[start Dataset excerpts]

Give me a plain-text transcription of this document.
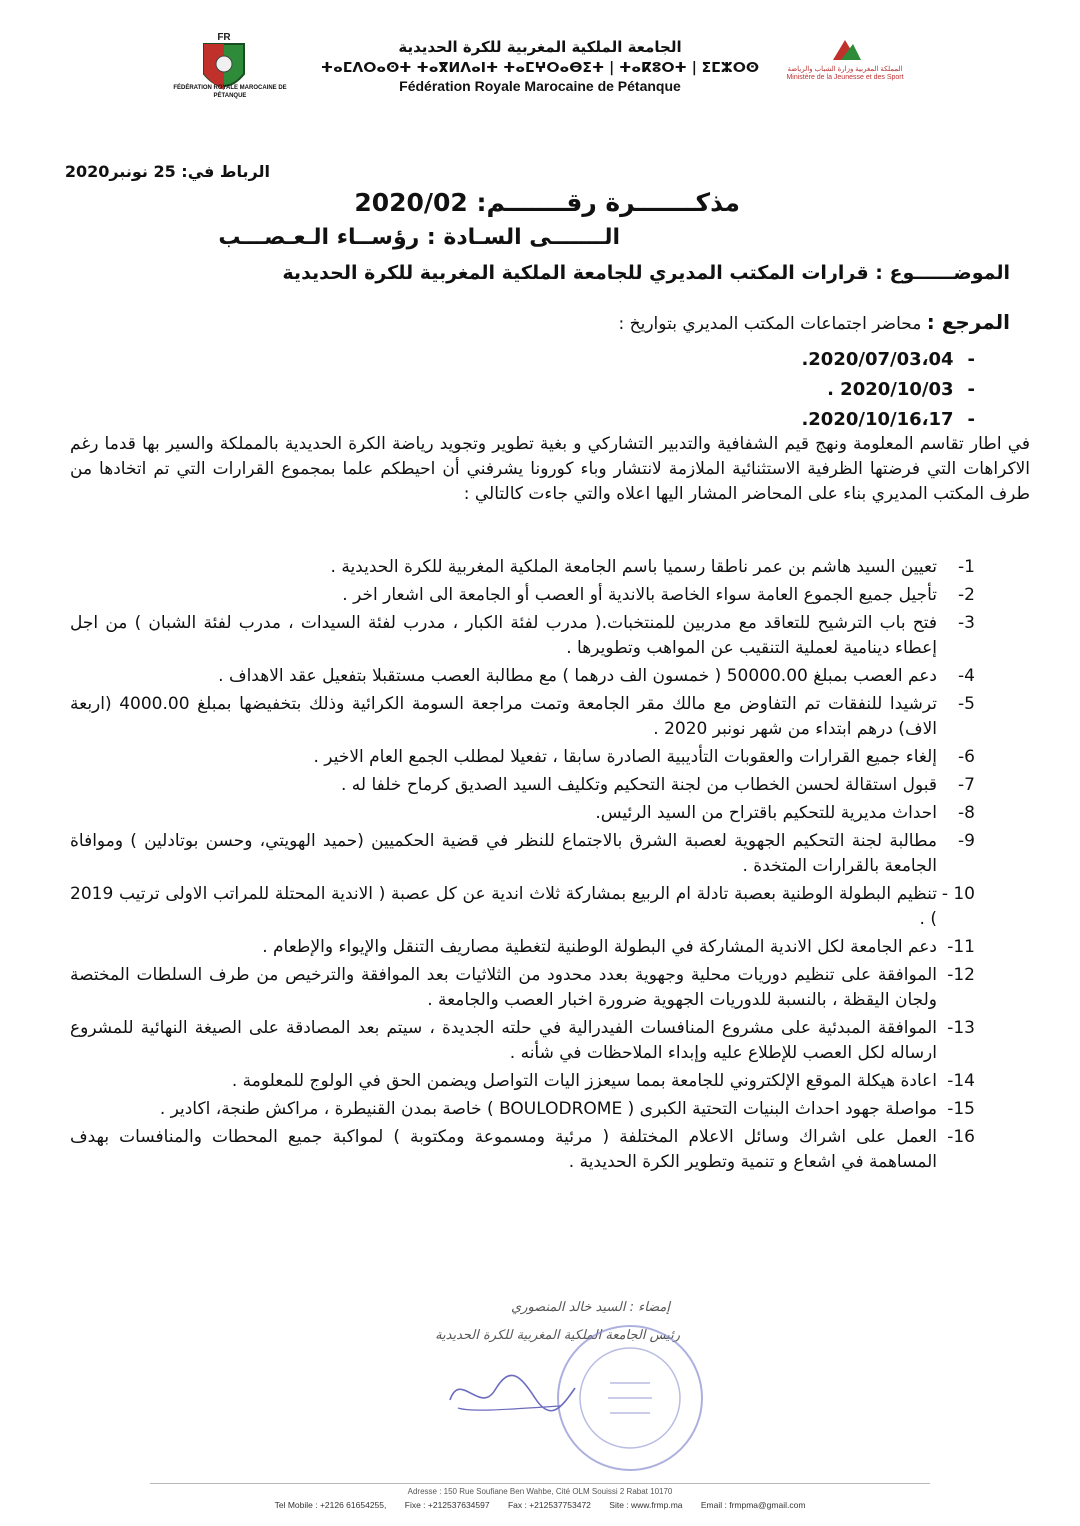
FR
FÉDÉRATION ROYALE MAROCAINE DE PÉTANQUE
الجامعة الملكية المغربية للكرة الحديدية
ⵜⴰⵎⴷⵔⴰⵙⵜ ⵜⴰⴳⵍⴷⴰⵏⵜ ⵜⴰⵎⵖⵔⴰⴱⵉⵜ | ⵜⴰⴽⵓⵔⵜ | ⵉⵎⵣⵔⵙ
Fédération Royale Marocaine de Pétanque
المملكة المغربية وزارة الشباب والرياضة Ministère de la Jeunesse et des Sport
الرباط في: 25 نونبر2020
مذكـــــــرة رقـــــــم: 2020/02
الـــــــى السـادة : رؤســاء الـعـصـــب
الموضــــــوع : قرارات المكتب المديري للجامعة الملكية المغربية للكرة الحديدية
المرجع : محاضر اجتماعات المكتب المديري بتواريخ :
-
2020/07/03،04.
-
2020/10/03 .
-
2020/10/16،17.
في اطار تقاسم المعلومة ونهج قيم الشفافية والتدبير التشاركي و بغية تطوير وتجويد رياضة الكرة الحديدية بالمملكة والسير بها قدما رغم الاكراهات التي فرضتها الظرفية الاستثنائية الملازمة لانتشار وباء كورونا يشرفني أن احيطكم علما بمجموع القرارات التي تم اتخادها من طرف المكتب المديري بناء على المحاضر المشار اليها اعلاه والتي جاءت كالتالي :
1-
تعيين السيد هاشم بن عمر ناطقا رسميا باسم الجامعة الملكية المغربية للكرة الحديدية .
2-
تأجيل جميع الجموع العامة سواء الخاصة بالاندية أو العصب أو الجامعة الى اشعار اخر .
3-
فتح باب الترشيح للتعاقد مع مدربين للمنتخبات.( مدرب لفئة الكبار ، مدرب لفئة السيدات ، مدرب لفئة الشبان ) من اجل إعطاء دينامية لعملية التنقيب عن المواهب وتطويرها .
4-
دعم العصب بمبلغ 50000.00 ( خمسون الف درهما ) مع مطالبة العصب مستقبلا بتفعيل عقد الاهداف .
5-
ترشيدا للنفقات تم التفاوض مع مالك مقر الجامعة وتمت مراجعة السومة الكرائية وذلك بتخفيضها بمبلغ 4000.00 (اربعة الاف) درهم ابتداء من شهر نونبر 2020 .
6-
إلغاء جميع القرارات والعقوبات التأديبية الصادرة سابقا ، تفعيلا لمطلب الجمع العام الاخير .
7-
قبول استقالة لحسن الخطاب من لجنة التحكيم وتكليف السيد الصديق كرماح خلفا له .
8-
احداث مديرية للتحكيم باقتراح من السيد الرئيس.
9-
مطالبة لجنة التحكيم الجهوية لعصبة الشرق بالاجتماع للنظر في قضية الحكميين (حميد الهويتي، وحسن بوتادلين ) وموافاة الجامعة بالقرارات المتخدة .
10 -
تنظيم البطولة الوطنية بعصبة تادلة ام الربيع بمشاركة ثلاث اندية عن كل عصبة ( الاندية المحتلة للمراتب الاولى ترتيب 2019 ) .
11-
دعم الجامعة لكل الاندية المشاركة في البطولة الوطنية لتغطية مصاريف التنقل والإيواء والإطعام .
12-
الموافقة على تنظيم دوريات محلية وجهوية بعدد محدود من الثلاثيات بعد الموافقة والترخيص من طرف السلطات المختصة ولجان اليقظة ، بالنسبة للدوريات الجهوية ضرورة اخبار العصب والجامعة .
13-
الموافقة المبدئية على مشروع المنافسات الفيدرالية في حلته الجديدة ، سيتم بعد المصادقة على الصيغة النهائية للمشروع ارساله لكل العصب للإطلاع عليه وإبداء الملاحظات في شأنه .
14-
اعادة هيكلة الموقع الإلكتروني للجامعة بمما سيعزز اليات التواصل ويضمن الحق في الولوج للمعلومة .
15-
مواصلة جهود احداث البنيات التحتية الكبرى ( BOULODROME ) خاصة بمدن القنيطرة ، مراكش طنجة، اكادير .
16-
العمل على اشراك وسائل الاعلام المختلفة ( مرئية ومسموعة ومكتوبة ) لمواكبة جميع المحطات والمنافسات بهدف المساهمة في اشعاع و تنمية وتطوير الكرة الحديدية .
إمضاء : السيد خالد المنصوري
رئيس الجامعة الملكية المغربية للكرة الحديدية
Adresse : 150 Rue Soufiane Ben Wahbe, Cité OLM Souissi 2 Rabat 10170
Tel Mobile : +2126 61654255, Fixe : +212537634597 Fax : +212537753472 Site : www.frmp.ma Email : frmpma@gmail.com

[end Dataset excerpts]

# Stated task
Every record must be copied exactly, with the pictures left out.

# Complete answer
Give me a plain-text transcription of this document.
FR
FÉDÉRATION ROYALE MAROCAINE DE PÉTANQUE
الجامعة الملكية المغربية للكرة الحديدية
ⵜⴰⵎⴷⵔⴰⵙⵜ ⵜⴰⴳⵍⴷⴰⵏⵜ ⵜⴰⵎⵖⵔⴰⴱⵉⵜ | ⵜⴰⴽⵓⵔⵜ | ⵉⵎⵣⵔⵙ
Fédération Royale Marocaine de Pétanque
المملكة المغربية وزارة الشباب والرياضة Ministère de la Jeunesse et des Sport
الرباط في: 25 نونبر2020
مذكـــــــرة رقـــــــم: 2020/02
الـــــــى السـادة : رؤســاء الـعـصـــب
الموضــــــوع : قرارات المكتب المديري للجامعة الملكية المغربية للكرة الحديدية
المرجع : محاضر اجتماعات المكتب المديري بتواريخ :
-
2020/07/03،04.
-
2020/10/03 .
-
2020/10/16،17.
في اطار تقاسم المعلومة ونهج قيم الشفافية والتدبير التشاركي و بغية تطوير وتجويد رياضة الكرة الحديدية بالمملكة والسير بها قدما رغم الاكراهات التي فرضتها الظرفية الاستثنائية الملازمة لانتشار وباء كورونا يشرفني أن احيطكم علما بمجموع القرارات التي تم اتخادها من طرف المكتب المديري بناء على المحاضر المشار اليها اعلاه والتي جاءت كالتالي :
1-
تعيين السيد هاشم بن عمر ناطقا رسميا باسم الجامعة الملكية المغربية للكرة الحديدية .
2-
تأجيل جميع الجموع العامة سواء الخاصة بالاندية أو العصب أو الجامعة الى اشعار اخر .
3-
فتح باب الترشيح للتعاقد مع مدربين للمنتخبات.( مدرب لفئة الكبار ، مدرب لفئة السيدات ، مدرب لفئة الشبان ) من اجل إعطاء دينامية لعملية التنقيب عن المواهب وتطويرها .
4-
دعم العصب بمبلغ 50000.00 ( خمسون الف درهما ) مع مطالبة العصب مستقبلا بتفعيل عقد الاهداف .
5-
ترشيدا للنفقات تم التفاوض مع مالك مقر الجامعة وتمت مراجعة السومة الكرائية وذلك بتخفيضها بمبلغ 4000.00 (اربعة الاف) درهم ابتداء من شهر نونبر 2020 .
6-
إلغاء جميع القرارات والعقوبات التأديبية الصادرة سابقا ، تفعيلا لمطلب الجمع العام الاخير .
7-
قبول استقالة لحسن الخطاب من لجنة التحكيم وتكليف السيد الصديق كرماح خلفا له .
8-
احداث مديرية للتحكيم باقتراح من السيد الرئيس.
9-
مطالبة لجنة التحكيم الجهوية لعصبة الشرق بالاجتماع للنظر في قضية الحكميين (حميد الهويتي، وحسن بوتادلين ) وموافاة الجامعة بالقرارات المتخدة .
10 -
تنظيم البطولة الوطنية بعصبة تادلة ام الربيع بمشاركة ثلاث اندية عن كل عصبة ( الاندية المحتلة للمراتب الاولى ترتيب 2019 ) .
11-
دعم الجامعة لكل الاندية المشاركة في البطولة الوطنية لتغطية مصاريف التنقل والإيواء والإطعام .
12-
الموافقة على تنظيم دوريات محلية وجهوية بعدد محدود من الثلاثيات بعد الموافقة والترخيص من طرف السلطات المختصة ولجان اليقظة ، بالنسبة للدوريات الجهوية ضرورة اخبار العصب والجامعة .
13-
الموافقة المبدئية على مشروع المنافسات الفيدرالية في حلته الجديدة ، سيتم بعد المصادقة على الصيغة النهائية للمشروع ارساله لكل العصب للإطلاع عليه وإبداء الملاحظات في شأنه .
14-
اعادة هيكلة الموقع الإلكتروني للجامعة بمما سيعزز اليات التواصل ويضمن الحق في الولوج للمعلومة .
15-
مواصلة جهود احداث البنيات التحتية الكبرى ( BOULODROME ) خاصة بمدن القنيطرة ، مراكش طنجة، اكادير .
16-
العمل على اشراك وسائل الاعلام المختلفة ( مرئية ومسموعة ومكتوبة ) لمواكبة جميع المحطات والمنافسات بهدف المساهمة في اشعاع و تنمية وتطوير الكرة الحديدية .
إمضاء : السيد خالد المنصوري
رئيس الجامعة الملكية المغربية للكرة الحديدية
Adresse : 150 Rue Soufiane Ben Wahbe, Cité OLM Souissi 2 Rabat 10170
Tel Mobile : +2126 61654255, Fixe : +212537634597 Fax : +212537753472 Site : www.frmp.ma Email : frmpma@gmail.com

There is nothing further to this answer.